→ Supplied records:
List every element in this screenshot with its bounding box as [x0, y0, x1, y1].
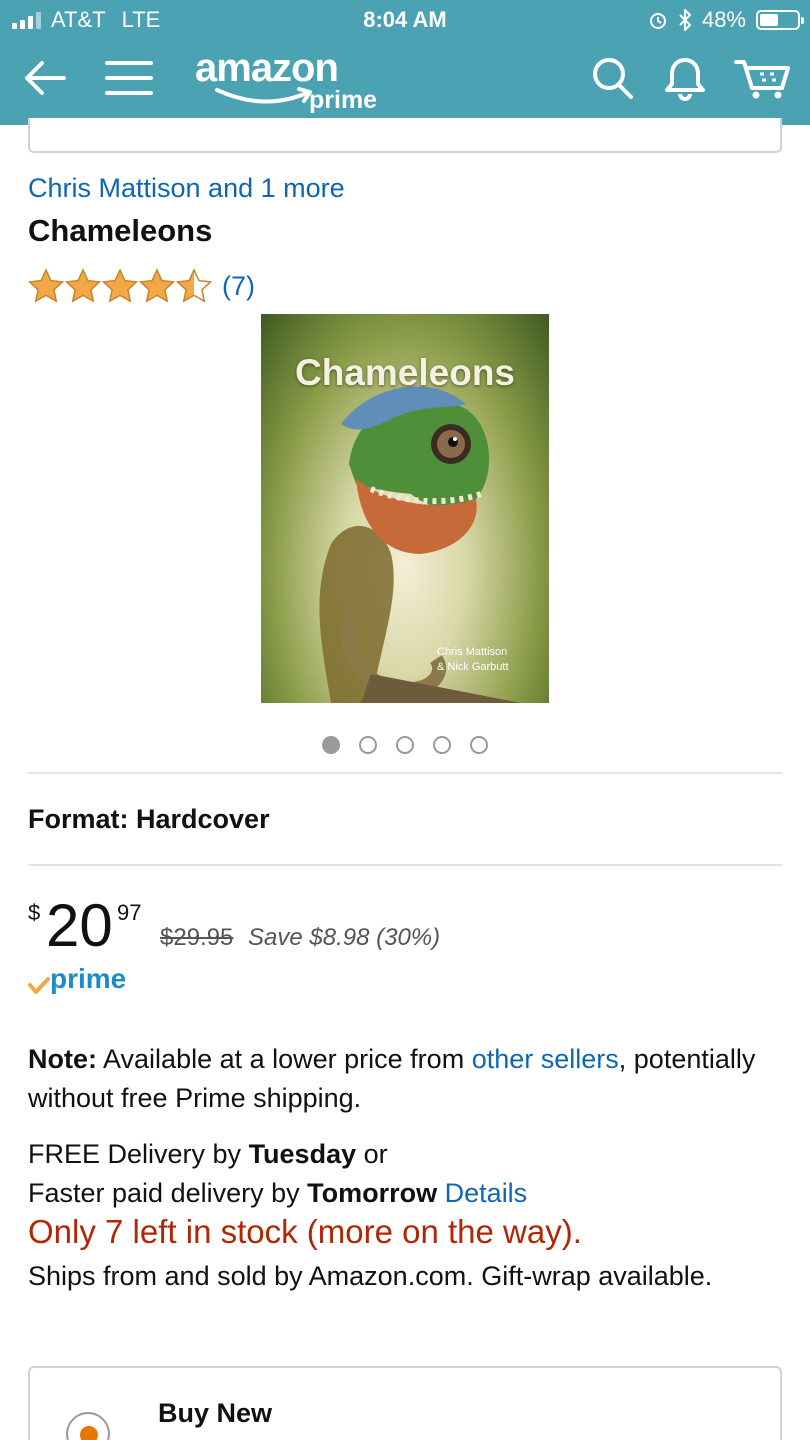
- prime-label: prime: [50, 963, 127, 994]
- cover-author-2: & Nick Garbutt: [437, 661, 509, 673]
- divider: [28, 772, 782, 774]
- back-arrow-icon[interactable]: [20, 54, 68, 102]
- battery-percent: 48%: [701, 7, 746, 32]
- free-delivery-line: FREE Delivery by Tuesday or: [28, 1135, 788, 1174]
- status-bar: AT&T LTE 8:04 AM 48%: [0, 0, 810, 40]
- buy-new-option[interactable]: Buy New: [28, 1366, 782, 1440]
- bluetooth-icon: [679, 9, 692, 31]
- book-cover-image[interactable]: Chameleons Chris Mattison & Nick Garbutt: [261, 314, 549, 703]
- divider: [28, 864, 782, 866]
- amazon-prime-logo[interactable]: amazon prime: [195, 46, 395, 116]
- logo-prime: prime: [309, 86, 378, 114]
- logo-wordmark: amazon: [195, 46, 339, 90]
- star-rating-icon: [28, 269, 212, 302]
- price-currency: $: [28, 900, 41, 925]
- carousel-dot[interactable]: [359, 736, 377, 754]
- format-value: Hardcover: [136, 804, 270, 834]
- status-right: 48%: [648, 7, 804, 33]
- ships-from-text: Ships from and sold by Amazon.com. Gift-…: [28, 1261, 713, 1291]
- price-cents: 97: [117, 900, 142, 925]
- rating-row[interactable]: (7): [28, 268, 255, 304]
- fast-delivery-text: Faster paid delivery by: [28, 1178, 300, 1208]
- stock-status: Only 7 left in stock (more on the way).: [28, 1213, 582, 1250]
- product-title: Chameleons: [28, 213, 213, 248]
- note-label: Note:: [28, 1044, 97, 1074]
- previous-section-box: [28, 118, 782, 153]
- author-link[interactable]: Chris Mattison and 1 more: [28, 173, 345, 204]
- nav-row: amazon prime: [0, 40, 810, 125]
- app-header: AT&T LTE 8:04 AM 48% amazon prime: [0, 0, 810, 125]
- note-text: Available at a lower price from: [103, 1044, 465, 1074]
- menu-icon[interactable]: [104, 54, 154, 102]
- format-label: Format:: [28, 804, 129, 834]
- cover-author-1: Chris Mattison: [437, 646, 508, 658]
- fast-delivery-day: Tomorrow: [307, 1178, 438, 1208]
- prime-check-icon: [28, 977, 50, 994]
- fast-delivery-line: Faster paid delivery by Tomorrow Details: [28, 1174, 788, 1213]
- cart-icon[interactable]: [734, 54, 792, 102]
- lower-price-note: Note: Available at a lower price from ot…: [28, 1040, 788, 1118]
- savings-text: Save $8.98 (30%): [248, 924, 441, 951]
- alarm-icon: [649, 13, 666, 29]
- carousel-dot[interactable]: [433, 736, 451, 754]
- image-carousel-dots[interactable]: [322, 736, 488, 754]
- carousel-dot[interactable]: [322, 736, 340, 754]
- delivery-info: FREE Delivery by Tuesday or Faster paid …: [28, 1135, 788, 1213]
- list-price: $29.95: [160, 924, 234, 951]
- buy-new-label: Buy New: [158, 1398, 273, 1428]
- cover-title: Chameleons: [294, 352, 515, 393]
- battery-icon: [756, 10, 804, 30]
- format-row[interactable]: Format: Hardcover: [28, 804, 270, 835]
- free-delivery-suffix: or: [363, 1139, 388, 1169]
- buy-new-radio[interactable]: [66, 1412, 110, 1440]
- other-sellers-link[interactable]: other sellers: [472, 1044, 619, 1074]
- free-delivery-day: Tuesday: [248, 1139, 357, 1169]
- bell-icon[interactable]: [662, 54, 708, 102]
- delivery-details-link[interactable]: Details: [445, 1178, 528, 1208]
- search-icon[interactable]: [590, 54, 636, 102]
- rating-count[interactable]: (7): [222, 271, 255, 302]
- carousel-dot[interactable]: [396, 736, 414, 754]
- free-delivery-text: FREE Delivery by: [28, 1139, 242, 1169]
- price-dollars: 20: [46, 892, 113, 959]
- smile-arrow-icon: [215, 87, 312, 104]
- cover-authors: Chris Mattison & Nick Garbutt: [437, 645, 509, 675]
- carousel-dot[interactable]: [470, 736, 488, 754]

→ Directions: Convert the part of the material that begins with the line containing "- prime-label: prime: [50, 963, 127, 994]" and ends with the line containing "- free-delivery-line: FREE" into a JSON list of strings, one string per line and no blank lines.

→ Task answer:
[
  "- prime-label: prime: [50, 963, 127, 994]",
  "- cover-author-2: & Nick Garbutt: [437, 661, 509, 673]",
  "- divider: [28, 772, 782, 774]",
  "- back-arrow-icon[interactable]: [20, 54, 68, 102]",
  "- battery-percent: 48%: [701, 7, 746, 32]",
  "- free-delivery-line: FREE Delivery by Tuesday or: [28, 1135, 788, 1174]"
]